> DIRECTIONS FOR THIS TASK
Select from the data all lines with the word "orifice".

___ DATASET ENTRIES

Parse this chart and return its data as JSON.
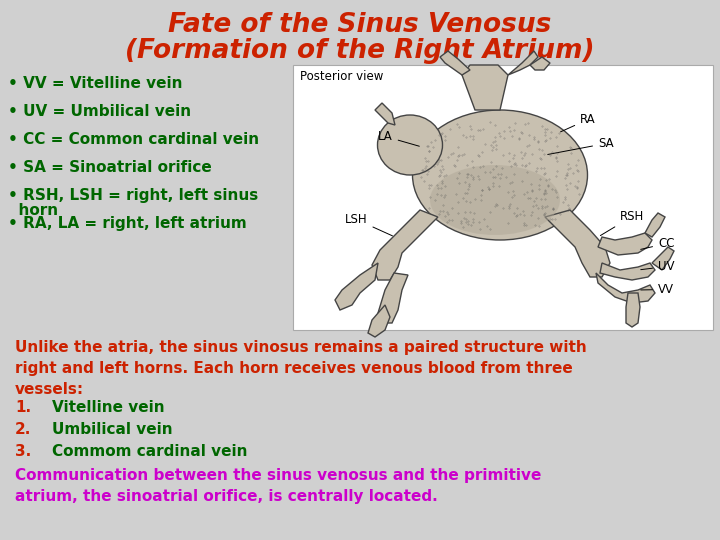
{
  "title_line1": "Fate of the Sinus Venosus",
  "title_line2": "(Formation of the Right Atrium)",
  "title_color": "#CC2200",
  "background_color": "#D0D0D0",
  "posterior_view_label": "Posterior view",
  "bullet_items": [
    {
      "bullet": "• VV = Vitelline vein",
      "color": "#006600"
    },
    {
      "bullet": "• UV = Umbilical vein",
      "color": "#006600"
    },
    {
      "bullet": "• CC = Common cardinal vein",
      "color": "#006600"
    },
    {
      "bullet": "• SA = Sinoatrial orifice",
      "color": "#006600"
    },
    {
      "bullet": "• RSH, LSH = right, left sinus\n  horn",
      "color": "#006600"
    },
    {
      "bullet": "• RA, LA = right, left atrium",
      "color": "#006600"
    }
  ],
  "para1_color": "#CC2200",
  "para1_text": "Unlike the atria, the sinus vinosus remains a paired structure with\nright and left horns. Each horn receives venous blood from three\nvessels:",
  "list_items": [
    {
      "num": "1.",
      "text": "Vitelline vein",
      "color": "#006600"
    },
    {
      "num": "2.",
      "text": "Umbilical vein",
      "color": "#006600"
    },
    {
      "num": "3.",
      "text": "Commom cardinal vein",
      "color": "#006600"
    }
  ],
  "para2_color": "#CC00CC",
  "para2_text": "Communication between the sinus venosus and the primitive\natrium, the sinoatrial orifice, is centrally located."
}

______

> RESULT FOR THIS TASK
      "bullet": "• SA = Sinoatrial orifice",
  "para2_text": "Communication between the sinus venosus and the primitive\natrium, the sinoatrial orifice, is centrally located."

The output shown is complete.